Problem:
Locate the lines of the listing below that hold "SRMTID", then copy each of them.

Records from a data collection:
....................
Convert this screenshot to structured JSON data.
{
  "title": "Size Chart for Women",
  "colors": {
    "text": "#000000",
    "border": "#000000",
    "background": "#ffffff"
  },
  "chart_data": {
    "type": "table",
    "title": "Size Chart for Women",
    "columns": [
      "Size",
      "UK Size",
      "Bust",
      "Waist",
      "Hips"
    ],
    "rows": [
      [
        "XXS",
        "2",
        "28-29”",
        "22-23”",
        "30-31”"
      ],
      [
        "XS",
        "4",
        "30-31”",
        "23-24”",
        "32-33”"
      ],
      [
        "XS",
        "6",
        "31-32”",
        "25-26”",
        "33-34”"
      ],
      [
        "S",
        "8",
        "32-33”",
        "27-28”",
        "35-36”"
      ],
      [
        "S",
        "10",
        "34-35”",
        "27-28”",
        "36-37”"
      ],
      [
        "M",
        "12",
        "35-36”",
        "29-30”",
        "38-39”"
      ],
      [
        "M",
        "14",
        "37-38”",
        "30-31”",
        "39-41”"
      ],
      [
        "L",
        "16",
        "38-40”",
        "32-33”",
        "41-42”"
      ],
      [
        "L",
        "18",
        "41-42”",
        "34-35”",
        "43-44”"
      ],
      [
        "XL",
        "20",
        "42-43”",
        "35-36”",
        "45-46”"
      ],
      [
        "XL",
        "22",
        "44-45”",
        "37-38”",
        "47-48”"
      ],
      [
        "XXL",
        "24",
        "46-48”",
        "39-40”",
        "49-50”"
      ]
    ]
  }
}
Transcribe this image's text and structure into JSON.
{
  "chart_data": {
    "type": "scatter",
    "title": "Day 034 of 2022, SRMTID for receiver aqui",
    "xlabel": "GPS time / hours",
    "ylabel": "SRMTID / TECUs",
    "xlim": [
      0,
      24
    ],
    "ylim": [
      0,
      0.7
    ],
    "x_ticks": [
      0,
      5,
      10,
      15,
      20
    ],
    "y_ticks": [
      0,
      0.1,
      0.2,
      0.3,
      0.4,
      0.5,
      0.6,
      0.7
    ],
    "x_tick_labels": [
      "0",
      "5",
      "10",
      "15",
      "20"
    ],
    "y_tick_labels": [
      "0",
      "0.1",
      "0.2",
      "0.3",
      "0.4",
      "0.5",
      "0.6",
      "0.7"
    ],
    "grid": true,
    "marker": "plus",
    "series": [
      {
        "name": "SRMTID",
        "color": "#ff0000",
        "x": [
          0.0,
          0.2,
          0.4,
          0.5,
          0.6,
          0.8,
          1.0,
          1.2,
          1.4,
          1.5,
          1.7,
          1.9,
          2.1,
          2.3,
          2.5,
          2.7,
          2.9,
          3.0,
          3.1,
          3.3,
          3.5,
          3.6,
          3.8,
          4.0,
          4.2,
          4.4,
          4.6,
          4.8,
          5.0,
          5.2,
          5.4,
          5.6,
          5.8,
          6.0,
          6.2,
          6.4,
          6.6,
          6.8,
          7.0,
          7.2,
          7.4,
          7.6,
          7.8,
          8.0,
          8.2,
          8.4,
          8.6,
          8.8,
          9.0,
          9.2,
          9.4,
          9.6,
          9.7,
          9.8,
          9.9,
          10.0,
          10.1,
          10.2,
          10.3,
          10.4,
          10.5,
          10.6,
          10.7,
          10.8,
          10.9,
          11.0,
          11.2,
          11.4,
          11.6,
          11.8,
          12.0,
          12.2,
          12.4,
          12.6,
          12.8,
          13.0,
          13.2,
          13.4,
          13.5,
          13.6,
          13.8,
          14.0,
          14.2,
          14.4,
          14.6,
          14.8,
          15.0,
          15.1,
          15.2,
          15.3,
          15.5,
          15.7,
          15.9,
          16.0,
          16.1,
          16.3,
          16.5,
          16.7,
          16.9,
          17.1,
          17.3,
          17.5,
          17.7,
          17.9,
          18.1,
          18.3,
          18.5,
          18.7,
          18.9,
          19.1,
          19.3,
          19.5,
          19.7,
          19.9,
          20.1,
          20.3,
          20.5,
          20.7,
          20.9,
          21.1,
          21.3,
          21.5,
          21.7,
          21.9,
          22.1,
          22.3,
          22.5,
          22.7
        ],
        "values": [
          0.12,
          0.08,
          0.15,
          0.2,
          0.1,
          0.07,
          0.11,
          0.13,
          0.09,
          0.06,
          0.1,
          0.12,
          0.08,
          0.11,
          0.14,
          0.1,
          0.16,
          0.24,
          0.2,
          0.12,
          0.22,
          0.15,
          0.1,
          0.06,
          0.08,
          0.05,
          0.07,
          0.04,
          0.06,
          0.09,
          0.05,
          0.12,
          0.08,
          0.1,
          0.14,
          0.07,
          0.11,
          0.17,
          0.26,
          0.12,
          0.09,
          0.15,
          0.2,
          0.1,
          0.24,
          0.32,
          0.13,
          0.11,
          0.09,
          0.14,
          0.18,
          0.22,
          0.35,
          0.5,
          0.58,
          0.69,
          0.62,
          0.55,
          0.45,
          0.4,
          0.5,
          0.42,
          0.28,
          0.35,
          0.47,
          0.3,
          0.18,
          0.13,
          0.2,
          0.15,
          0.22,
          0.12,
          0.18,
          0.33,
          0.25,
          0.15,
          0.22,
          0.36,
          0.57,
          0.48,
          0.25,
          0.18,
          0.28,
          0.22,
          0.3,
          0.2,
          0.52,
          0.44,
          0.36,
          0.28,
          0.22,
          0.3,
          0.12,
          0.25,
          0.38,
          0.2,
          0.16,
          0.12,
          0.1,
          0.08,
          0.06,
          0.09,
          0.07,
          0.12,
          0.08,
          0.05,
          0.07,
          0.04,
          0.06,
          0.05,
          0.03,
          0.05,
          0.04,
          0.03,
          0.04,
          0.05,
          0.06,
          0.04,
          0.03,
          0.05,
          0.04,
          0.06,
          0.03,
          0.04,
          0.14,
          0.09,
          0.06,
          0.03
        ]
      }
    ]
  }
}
....................
Final result:
    "title": "Day 034 of 2022, SRMTID for receiver aqui",
    "ylabel": "SRMTID / TECUs",
        "name": "SRMTID",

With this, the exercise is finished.